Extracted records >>
+++++
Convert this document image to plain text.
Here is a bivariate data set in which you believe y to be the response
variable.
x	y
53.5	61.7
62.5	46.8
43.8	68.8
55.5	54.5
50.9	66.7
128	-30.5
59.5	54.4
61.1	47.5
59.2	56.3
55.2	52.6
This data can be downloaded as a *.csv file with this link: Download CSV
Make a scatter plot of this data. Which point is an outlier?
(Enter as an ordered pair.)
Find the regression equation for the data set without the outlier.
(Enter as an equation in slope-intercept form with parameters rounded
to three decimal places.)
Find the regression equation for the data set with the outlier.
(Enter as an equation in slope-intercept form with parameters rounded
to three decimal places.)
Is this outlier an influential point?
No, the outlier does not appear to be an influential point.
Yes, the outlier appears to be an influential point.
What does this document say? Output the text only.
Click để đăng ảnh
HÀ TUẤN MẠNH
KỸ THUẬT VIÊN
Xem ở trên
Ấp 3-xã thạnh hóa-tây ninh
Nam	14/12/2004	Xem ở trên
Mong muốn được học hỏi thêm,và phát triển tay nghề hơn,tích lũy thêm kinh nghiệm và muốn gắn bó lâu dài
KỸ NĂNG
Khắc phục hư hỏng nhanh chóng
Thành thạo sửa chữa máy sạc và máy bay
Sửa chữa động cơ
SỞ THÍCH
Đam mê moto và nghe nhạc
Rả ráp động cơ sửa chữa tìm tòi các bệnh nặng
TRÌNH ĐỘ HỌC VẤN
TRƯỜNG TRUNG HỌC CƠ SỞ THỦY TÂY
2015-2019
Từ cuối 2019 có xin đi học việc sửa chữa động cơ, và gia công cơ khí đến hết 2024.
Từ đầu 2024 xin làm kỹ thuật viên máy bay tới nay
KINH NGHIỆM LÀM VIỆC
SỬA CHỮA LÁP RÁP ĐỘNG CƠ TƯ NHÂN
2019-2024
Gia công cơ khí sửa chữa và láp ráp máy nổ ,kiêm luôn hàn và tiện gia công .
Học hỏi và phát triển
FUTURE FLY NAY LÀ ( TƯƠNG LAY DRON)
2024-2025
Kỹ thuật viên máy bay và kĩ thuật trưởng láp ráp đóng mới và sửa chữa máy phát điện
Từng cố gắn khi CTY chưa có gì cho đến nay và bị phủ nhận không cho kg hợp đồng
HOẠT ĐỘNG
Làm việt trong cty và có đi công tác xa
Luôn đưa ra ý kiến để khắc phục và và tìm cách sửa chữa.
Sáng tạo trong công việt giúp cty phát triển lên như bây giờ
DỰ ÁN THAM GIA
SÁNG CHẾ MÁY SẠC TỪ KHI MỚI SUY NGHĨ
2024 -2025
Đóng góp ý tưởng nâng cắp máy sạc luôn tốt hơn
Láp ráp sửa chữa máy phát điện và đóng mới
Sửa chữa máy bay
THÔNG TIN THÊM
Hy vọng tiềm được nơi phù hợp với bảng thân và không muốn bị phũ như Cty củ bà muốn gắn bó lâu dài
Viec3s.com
+++++
Exercise instructions >> Every line of the material must be returned exactly as it appears.

Written response >>
Convert this document image to plain text.
Here is a bivariate data set in which you believe y to be the response
variable.
x	y
53.5	61.7
62.5	46.8
43.8	68.8
55.5	54.5
50.9	66.7
128	-30.5
59.5	54.4
61.1	47.5
59.2	56.3
55.2	52.6
This data can be downloaded as a *.csv file with this link: Download CSV
Make a scatter plot of this data. Which point is an outlier?
(Enter as an ordered pair.)
Find the regression equation for the data set without the outlier.
(Enter as an equation in slope-intercept form with parameters rounded
to three decimal places.)
Find the regression equation for the data set with the outlier.
(Enter as an equation in slope-intercept form with parameters rounded
to three decimal places.)
Is this outlier an influential point?
No, the outlier does not appear to be an influential point.
Yes, the outlier appears to be an influential point.
What does this document say? Output the text only.
Click để đăng ảnh
HÀ TUẤN MẠNH
KỸ THUẬT VIÊN
Xem ở trên
Ấp 3-xã thạnh hóa-tây ninh
Nam	14/12/2004	Xem ở trên
Mong muốn được học hỏi thêm,và phát triển tay nghề hơn,tích lũy thêm kinh nghiệm và muốn gắn bó lâu dài
KỸ NĂNG
Khắc phục hư hỏng nhanh chóng
Thành thạo sửa chữa máy sạc và máy bay
Sửa chữa động cơ
SỞ THÍCH
Đam mê moto và nghe nhạc
Rả ráp động cơ sửa chữa tìm tòi các bệnh nặng
TRÌNH ĐỘ HỌC VẤN
TRƯỜNG TRUNG HỌC CƠ SỞ THỦY TÂY
2015-2019
Từ cuối 2019 có xin đi học việc sửa chữa động cơ, và gia công cơ khí đến hết 2024.
Từ đầu 2024 xin làm kỹ thuật viên máy bay tới nay
KINH NGHIỆM LÀM VIỆC
SỬA CHỮA LÁP RÁP ĐỘNG CƠ TƯ NHÂN
2019-2024
Gia công cơ khí sửa chữa và láp ráp máy nổ ,kiêm luôn hàn và tiện gia công .
Học hỏi và phát triển
FUTURE FLY NAY LÀ ( TƯƠNG LAY DRON)
2024-2025
Kỹ thuật viên máy bay và kĩ thuật trưởng láp ráp đóng mới và sửa chữa máy phát điện
Từng cố gắn khi CTY chưa có gì cho đến nay và bị phủ nhận không cho kg hợp đồng
HOẠT ĐỘNG
Làm việt trong cty và có đi công tác xa
Luôn đưa ra ý kiến để khắc phục và và tìm cách sửa chữa.
Sáng tạo trong công việt giúp cty phát triển lên như bây giờ
DỰ ÁN THAM GIA
SÁNG CHẾ MÁY SẠC TỪ KHI MỚI SUY NGHĨ
2024 -2025
Đóng góp ý tưởng nâng cắp máy sạc luôn tốt hơn
Láp ráp sửa chữa máy phát điện và đóng mới
Sửa chữa máy bay
THÔNG TIN THÊM
Hy vọng tiềm được nơi phù hợp với bảng thân và không muốn bị phũ như Cty củ bà muốn gắn bó lâu dài
Viec3s.com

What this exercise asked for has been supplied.